RECORDS SUPPLIED:

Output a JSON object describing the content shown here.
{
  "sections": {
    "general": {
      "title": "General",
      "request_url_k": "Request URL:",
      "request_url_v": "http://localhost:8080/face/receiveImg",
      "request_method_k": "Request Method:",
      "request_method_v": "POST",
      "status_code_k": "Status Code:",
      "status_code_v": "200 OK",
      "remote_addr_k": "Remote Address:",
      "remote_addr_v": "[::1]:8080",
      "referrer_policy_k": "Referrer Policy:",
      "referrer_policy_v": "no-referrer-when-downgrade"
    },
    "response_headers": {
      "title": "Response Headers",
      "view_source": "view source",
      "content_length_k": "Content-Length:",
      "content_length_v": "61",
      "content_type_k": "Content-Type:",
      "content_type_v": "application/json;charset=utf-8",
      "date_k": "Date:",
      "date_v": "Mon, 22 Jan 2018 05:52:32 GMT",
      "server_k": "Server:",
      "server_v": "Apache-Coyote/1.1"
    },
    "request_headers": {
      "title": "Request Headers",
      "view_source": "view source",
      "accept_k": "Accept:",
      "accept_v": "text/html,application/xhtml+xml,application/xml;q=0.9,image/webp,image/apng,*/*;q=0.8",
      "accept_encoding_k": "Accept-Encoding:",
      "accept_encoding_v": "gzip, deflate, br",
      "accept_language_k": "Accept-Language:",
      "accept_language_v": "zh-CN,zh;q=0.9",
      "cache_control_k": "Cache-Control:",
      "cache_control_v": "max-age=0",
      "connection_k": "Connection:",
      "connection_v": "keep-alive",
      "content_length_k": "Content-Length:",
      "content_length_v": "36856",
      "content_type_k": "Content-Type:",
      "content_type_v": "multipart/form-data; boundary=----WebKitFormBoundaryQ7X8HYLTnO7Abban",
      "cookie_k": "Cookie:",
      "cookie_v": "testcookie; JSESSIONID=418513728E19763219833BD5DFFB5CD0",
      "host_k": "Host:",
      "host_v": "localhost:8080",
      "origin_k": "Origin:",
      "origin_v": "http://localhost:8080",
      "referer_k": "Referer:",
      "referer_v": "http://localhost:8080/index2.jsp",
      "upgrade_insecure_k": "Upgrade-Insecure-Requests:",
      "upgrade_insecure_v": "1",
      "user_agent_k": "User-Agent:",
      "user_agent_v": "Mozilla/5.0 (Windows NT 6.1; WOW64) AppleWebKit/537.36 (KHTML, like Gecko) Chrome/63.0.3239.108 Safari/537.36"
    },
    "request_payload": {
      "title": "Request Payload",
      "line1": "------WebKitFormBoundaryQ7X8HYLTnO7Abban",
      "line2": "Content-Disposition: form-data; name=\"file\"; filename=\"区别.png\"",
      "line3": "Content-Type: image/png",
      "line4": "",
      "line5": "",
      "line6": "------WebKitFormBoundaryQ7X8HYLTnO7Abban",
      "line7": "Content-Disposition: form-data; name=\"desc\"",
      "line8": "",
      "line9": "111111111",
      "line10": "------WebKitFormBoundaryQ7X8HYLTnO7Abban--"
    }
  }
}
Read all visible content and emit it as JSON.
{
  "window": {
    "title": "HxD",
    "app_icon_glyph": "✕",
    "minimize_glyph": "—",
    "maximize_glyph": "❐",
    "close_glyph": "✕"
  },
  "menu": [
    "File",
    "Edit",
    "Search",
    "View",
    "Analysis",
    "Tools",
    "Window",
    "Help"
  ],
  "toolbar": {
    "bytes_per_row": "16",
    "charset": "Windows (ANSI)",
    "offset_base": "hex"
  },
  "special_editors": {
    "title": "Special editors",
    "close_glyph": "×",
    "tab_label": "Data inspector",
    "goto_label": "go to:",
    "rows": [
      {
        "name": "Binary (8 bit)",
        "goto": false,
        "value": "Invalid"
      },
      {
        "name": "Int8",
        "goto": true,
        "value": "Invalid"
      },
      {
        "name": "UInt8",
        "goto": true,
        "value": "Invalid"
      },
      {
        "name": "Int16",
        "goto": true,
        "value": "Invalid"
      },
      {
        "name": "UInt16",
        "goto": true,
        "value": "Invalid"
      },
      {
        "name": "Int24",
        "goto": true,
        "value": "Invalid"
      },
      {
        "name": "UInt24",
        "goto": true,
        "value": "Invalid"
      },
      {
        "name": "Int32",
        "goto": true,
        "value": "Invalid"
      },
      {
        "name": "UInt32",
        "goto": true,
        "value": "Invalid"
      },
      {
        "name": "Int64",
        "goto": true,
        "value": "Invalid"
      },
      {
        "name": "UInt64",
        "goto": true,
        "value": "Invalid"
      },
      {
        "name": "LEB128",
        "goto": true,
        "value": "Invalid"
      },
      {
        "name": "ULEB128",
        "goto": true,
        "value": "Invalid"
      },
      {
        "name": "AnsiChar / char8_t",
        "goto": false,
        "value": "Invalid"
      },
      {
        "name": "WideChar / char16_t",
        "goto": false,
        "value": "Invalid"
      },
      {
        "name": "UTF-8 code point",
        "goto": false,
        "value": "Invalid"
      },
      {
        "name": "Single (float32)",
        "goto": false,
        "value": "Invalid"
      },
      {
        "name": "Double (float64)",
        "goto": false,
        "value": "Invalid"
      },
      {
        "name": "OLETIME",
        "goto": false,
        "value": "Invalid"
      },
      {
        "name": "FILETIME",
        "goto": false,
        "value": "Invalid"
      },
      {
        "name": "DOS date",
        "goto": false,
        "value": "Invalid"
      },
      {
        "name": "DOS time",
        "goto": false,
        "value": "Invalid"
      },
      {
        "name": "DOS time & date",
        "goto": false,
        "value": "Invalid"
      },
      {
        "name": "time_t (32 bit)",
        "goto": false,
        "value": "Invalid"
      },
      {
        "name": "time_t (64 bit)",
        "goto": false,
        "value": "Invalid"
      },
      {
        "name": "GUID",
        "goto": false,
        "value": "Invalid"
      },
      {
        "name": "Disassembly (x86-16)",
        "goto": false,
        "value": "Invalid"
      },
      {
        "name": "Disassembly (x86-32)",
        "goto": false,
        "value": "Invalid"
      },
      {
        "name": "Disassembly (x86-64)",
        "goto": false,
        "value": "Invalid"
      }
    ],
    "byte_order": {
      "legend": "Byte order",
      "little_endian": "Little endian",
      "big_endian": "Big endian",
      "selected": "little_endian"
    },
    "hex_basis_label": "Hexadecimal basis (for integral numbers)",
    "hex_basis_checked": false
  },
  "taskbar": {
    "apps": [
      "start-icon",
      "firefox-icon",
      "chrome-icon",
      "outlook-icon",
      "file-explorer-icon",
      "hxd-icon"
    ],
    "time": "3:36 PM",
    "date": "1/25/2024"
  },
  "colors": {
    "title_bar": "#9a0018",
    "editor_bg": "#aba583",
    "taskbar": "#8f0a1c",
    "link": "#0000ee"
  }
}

DIRECTIONS: Extract each entry in full and write it down exactly.

CORRECT RESULT:
Output a JSON object describing the content shown here.
{
  "sections": {
    "general": {
      "title": "General",
      "request_url_k": "Request URL:",
      "request_url_v": "http://localhost:8080/face/receiveImg",
      "request_method_k": "Request Method:",
      "request_method_v": "POST",
      "status_code_k": "Status Code:",
      "status_code_v": "200 OK",
      "remote_addr_k": "Remote Address:",
      "remote_addr_v": "[::1]:8080",
      "referrer_policy_k": "Referrer Policy:",
      "referrer_policy_v": "no-referrer-when-downgrade"
    },
    "response_headers": {
      "title": "Response Headers",
      "view_source": "view source",
      "content_length_k": "Content-Length:",
      "content_length_v": "61",
      "content_type_k": "Content-Type:",
      "content_type_v": "application/json;charset=utf-8",
      "date_k": "Date:",
      "date_v": "Mon, 22 Jan 2018 05:52:32 GMT",
      "server_k": "Server:",
      "server_v": "Apache-Coyote/1.1"
    },
    "request_headers": {
      "title": "Request Headers",
      "view_source": "view source",
      "accept_k": "Accept:",
      "accept_v": "text/html,application/xhtml+xml,application/xml;q=0.9,image/webp,image/apng,*/*;q=0.8",
      "accept_encoding_k": "Accept-Encoding:",
      "accept_encoding_v": "gzip, deflate, br",
      "accept_language_k": "Accept-Language:",
      "accept_language_v": "zh-CN,zh;q=0.9",
      "cache_control_k": "Cache-Control:",
      "cache_control_v": "max-age=0",
      "connection_k": "Connection:",
      "connection_v": "keep-alive",
      "content_length_k": "Content-Length:",
      "content_length_v": "36856",
      "content_type_k": "Content-Type:",
      "content_type_v": "multipart/form-data; boundary=----WebKitFormBoundaryQ7X8HYLTnO7Abban",
      "cookie_k": "Cookie:",
      "cookie_v": "testcookie; JSESSIONID=418513728E19763219833BD5DFFB5CD0",
      "host_k": "Host:",
      "host_v": "localhost:8080",
      "origin_k": "Origin:",
      "origin_v": "http://localhost:8080",
      "referer_k": "Referer:",
      "referer_v": "http://localhost:8080/index2.jsp",
      "upgrade_insecure_k": "Upgrade-Insecure-Requests:",
      "upgrade_insecure_v": "1",
      "user_agent_k": "User-Agent:",
      "user_agent_v": "Mozilla/5.0 (Windows NT 6.1; WOW64) AppleWebKit/537.36 (KHTML, like Gecko) Chrome/63.0.3239.108 Safari/537.36"
    },
    "request_payload": {
      "title": "Request Payload",
      "line1": "------WebKitFormBoundaryQ7X8HYLTnO7Abban",
      "line2": "Content-Disposition: form-data; name=\"file\"; filename=\"区别.png\"",
      "line3": "Content-Type: image/png",
      "line4": "",
      "line5": "",
      "line6": "------WebKitFormBoundaryQ7X8HYLTnO7Abban",
      "line7": "Content-Disposition: form-data; name=\"desc\"",
      "line8": "",
      "line9": "111111111",
      "line10": "------WebKitFormBoundaryQ7X8HYLTnO7Abban--"
    }
  }
}
Read all visible content and emit it as JSON.
{
  "window": {
    "title": "HxD",
    "app_icon_glyph": "✕",
    "minimize_glyph": "—",
    "maximize_glyph": "❐",
    "close_glyph": "✕"
  },
  "menu": [
    "File",
    "Edit",
    "Search",
    "View",
    "Analysis",
    "Tools",
    "Window",
    "Help"
  ],
  "toolbar": {
    "bytes_per_row": "16",
    "charset": "Windows (ANSI)",
    "offset_base": "hex"
  },
  "special_editors": {
    "title": "Special editors",
    "close_glyph": "×",
    "tab_label": "Data inspector",
    "goto_label": "go to:",
    "rows": [
      {
        "name": "Binary (8 bit)",
        "goto": false,
        "value": "Invalid"
      },
      {
        "name": "Int8",
        "goto": true,
        "value": "Invalid"
      },
      {
        "name": "UInt8",
        "goto": true,
        "value": "Invalid"
      },
      {
        "name": "Int16",
        "goto": true,
        "value": "Invalid"
      },
      {
        "name": "UInt16",
        "goto": true,
        "value": "Invalid"
      },
      {
        "name": "Int24",
        "goto": true,
        "value": "Invalid"
      },
      {
        "name": "UInt24",
        "goto": true,
        "value": "Invalid"
      },
      {
        "name": "Int32",
        "goto": true,
        "value": "Invalid"
      },
      {
        "name": "UInt32",
        "goto": true,
        "value": "Invalid"
      },
      {
        "name": "Int64",
        "goto": true,
        "value": "Invalid"
      },
      {
        "name": "UInt64",
        "goto": true,
        "value": "Invalid"
      },
      {
        "name": "LEB128",
        "goto": true,
        "value": "Invalid"
      },
      {
        "name": "ULEB128",
        "goto": true,
        "value": "Invalid"
      },
      {
        "name": "AnsiChar / char8_t",
        "goto": false,
        "value": "Invalid"
      },
      {
        "name": "WideChar / char16_t",
        "goto": false,
        "value": "Invalid"
      },
      {
        "name": "UTF-8 code point",
        "goto": false,
        "value": "Invalid"
      },
      {
        "name": "Single (float32)",
        "goto": false,
        "value": "Invalid"
      },
      {
        "name": "Double (float64)",
        "goto": false,
        "value": "Invalid"
      },
      {
        "name": "OLETIME",
        "goto": false,
        "value": "Invalid"
      },
      {
        "name": "FILETIME",
        "goto": false,
        "value": "Invalid"
      },
      {
        "name": "DOS date",
        "goto": false,
        "value": "Invalid"
      },
      {
        "name": "DOS time",
        "goto": false,
        "value": "Invalid"
      },
      {
        "name": "DOS time & date",
        "goto": false,
        "value": "Invalid"
      },
      {
        "name": "time_t (32 bit)",
        "goto": false,
        "value": "Invalid"
      },
      {
        "name": "time_t (64 bit)",
        "goto": false,
        "value": "Invalid"
      },
      {
        "name": "GUID",
        "goto": false,
        "value": "Invalid"
      },
      {
        "name": "Disassembly (x86-16)",
        "goto": false,
        "value": "Invalid"
      },
      {
        "name": "Disassembly (x86-32)",
        "goto": false,
        "value": "Invalid"
      },
      {
        "name": "Disassembly (x86-64)",
        "goto": false,
        "value": "Invalid"
      }
    ],
    "byte_order": {
      "legend": "Byte order",
      "little_endian": "Little endian",
      "big_endian": "Big endian",
      "selected": "little_endian"
    },
    "hex_basis_label": "Hexadecimal basis (for integral numbers)",
    "hex_basis_checked": false
  },
  "taskbar": {
    "apps": [
      "start-icon",
      "firefox-icon",
      "chrome-icon",
      "outlook-icon",
      "file-explorer-icon",
      "hxd-icon"
    ],
    "time": "3:36 PM",
    "date": "1/25/2024"
  },
  "colors": {
    "title_bar": "#9a0018",
    "editor_bg": "#aba583",
    "taskbar": "#8f0a1c",
    "link": "#0000ee"
  }
}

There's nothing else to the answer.